Using the information:
A – In the course page, shorten the paragraph that begins "This web page contains" or turn it into a list, keeping its main facts.
B – Write out word for word the part of the course page starting with "Tuesday and Thursday, 2:00-3:15PM, HTL" and going on through "news and updates.".

Theoretical Foundations of Computer Vision

CAP 6417, Spring 2006
Department of Computer Science, Florida State University

Class time and location

Tuesday and Thursday, 2:00-3:15PM, HTL (Hoffman Teaching Laboratory) 0217.

Instructor

  • Instructor: Xiuwen Liu
  • Email: liux@cs.fsu.edu (strongly preferred)
  • Home page: http://www.cs.fsu.edu/~liux
  • Office: 166 Love Building (LOV)     Phone: (850) 644-0050
  • Office Hours: Tuesday and Thursday 9:30-11:00AM and by appointments

Course Home Page

http://www.cs.fsu.edu/~liux/courses/cap6417/index.html
This web page contains the up-to-date information related to this course such as news, announcements, assignments, lecture notes, useful links to resources that are helpful to this class. You are required to visit this web site on a regular basis. Besides the course home page, an email mailing list and news group will also be established and used to post news and updates.

Source material:
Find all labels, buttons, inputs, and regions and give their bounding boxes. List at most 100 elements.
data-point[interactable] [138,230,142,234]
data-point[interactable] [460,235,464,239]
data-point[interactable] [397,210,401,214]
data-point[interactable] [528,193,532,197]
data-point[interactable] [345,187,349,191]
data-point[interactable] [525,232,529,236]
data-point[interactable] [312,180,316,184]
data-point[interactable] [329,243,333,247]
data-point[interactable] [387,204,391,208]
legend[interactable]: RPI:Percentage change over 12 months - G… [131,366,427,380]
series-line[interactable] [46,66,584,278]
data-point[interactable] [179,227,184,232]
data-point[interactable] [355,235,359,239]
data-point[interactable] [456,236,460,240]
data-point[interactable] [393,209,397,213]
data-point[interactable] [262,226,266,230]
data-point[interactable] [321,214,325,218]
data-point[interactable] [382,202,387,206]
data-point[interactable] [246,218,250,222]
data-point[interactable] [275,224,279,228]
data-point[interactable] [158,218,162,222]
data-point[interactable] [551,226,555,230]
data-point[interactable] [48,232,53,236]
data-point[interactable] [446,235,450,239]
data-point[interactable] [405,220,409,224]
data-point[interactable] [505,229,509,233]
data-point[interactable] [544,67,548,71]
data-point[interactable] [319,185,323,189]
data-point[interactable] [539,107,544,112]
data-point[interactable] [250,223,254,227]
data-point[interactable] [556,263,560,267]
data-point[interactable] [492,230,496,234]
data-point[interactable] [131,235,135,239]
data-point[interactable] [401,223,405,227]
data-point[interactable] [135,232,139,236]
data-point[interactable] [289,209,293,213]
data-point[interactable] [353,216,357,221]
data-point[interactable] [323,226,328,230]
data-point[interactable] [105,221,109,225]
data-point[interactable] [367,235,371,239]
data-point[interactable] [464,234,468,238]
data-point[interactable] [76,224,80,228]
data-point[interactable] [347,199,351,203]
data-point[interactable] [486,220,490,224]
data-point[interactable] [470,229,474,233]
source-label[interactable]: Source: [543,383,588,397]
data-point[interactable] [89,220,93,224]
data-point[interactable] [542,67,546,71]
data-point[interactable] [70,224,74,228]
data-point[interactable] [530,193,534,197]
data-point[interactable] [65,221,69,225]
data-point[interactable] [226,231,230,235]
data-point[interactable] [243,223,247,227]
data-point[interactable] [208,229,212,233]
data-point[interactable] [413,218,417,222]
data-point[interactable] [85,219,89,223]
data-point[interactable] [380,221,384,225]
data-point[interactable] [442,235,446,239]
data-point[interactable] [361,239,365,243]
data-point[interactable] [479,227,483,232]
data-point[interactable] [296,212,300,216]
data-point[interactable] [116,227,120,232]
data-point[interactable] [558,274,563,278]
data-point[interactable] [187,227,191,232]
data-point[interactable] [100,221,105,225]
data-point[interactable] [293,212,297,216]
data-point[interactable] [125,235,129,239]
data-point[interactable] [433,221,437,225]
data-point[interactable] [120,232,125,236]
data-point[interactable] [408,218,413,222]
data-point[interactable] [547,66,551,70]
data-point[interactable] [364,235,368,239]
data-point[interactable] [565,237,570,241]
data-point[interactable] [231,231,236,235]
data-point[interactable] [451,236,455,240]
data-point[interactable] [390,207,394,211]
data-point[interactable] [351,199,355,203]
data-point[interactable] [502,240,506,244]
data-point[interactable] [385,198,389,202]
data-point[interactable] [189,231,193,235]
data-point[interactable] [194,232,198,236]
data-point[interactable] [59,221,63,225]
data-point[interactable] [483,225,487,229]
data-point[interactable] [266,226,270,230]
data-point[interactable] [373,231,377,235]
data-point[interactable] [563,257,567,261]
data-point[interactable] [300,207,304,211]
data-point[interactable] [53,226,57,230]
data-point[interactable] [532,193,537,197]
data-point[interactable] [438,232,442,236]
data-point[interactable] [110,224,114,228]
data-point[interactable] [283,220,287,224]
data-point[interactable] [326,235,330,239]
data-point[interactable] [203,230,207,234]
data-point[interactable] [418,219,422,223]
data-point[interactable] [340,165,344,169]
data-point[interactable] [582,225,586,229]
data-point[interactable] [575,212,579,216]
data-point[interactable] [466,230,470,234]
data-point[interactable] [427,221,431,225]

Solutions to the exercise:
A –
- The web page has current course information: news, announcements, assignments, lecture notes, and useful links to resources.
- Students must visit it regularly.
- An email mailing list and a news group will also be set up to post news and updates.

B –
Tuesday and Thursday, 2:00-3:15PM, HTL (Hoffman Teaching Laboratory) 0217.

Instructor

  • Instructor: Xiuwen Liu
  • Email: liux@cs.fsu.edu (strongly preferred)
  • Home page: http://www.cs.fsu.edu/~liux
  • Office: 166 Love Building (LOV)     Phone: (850) 644-0050
  • Office Hours: Tuesday and Thursday 9:30-11:00AM and by appointments

Course Home Page

http://www.cs.fsu.edu/~liux/courses/cap6417/index.html
This web page contains the up-to-date information related to this course such as news, announcements, assignments, lecture notes, useful links to resources that are helpful to this class. You are required to visit this web site on a regular basis. Besides the course home page, an email mailing list and news group will also be established and used to post news and updates.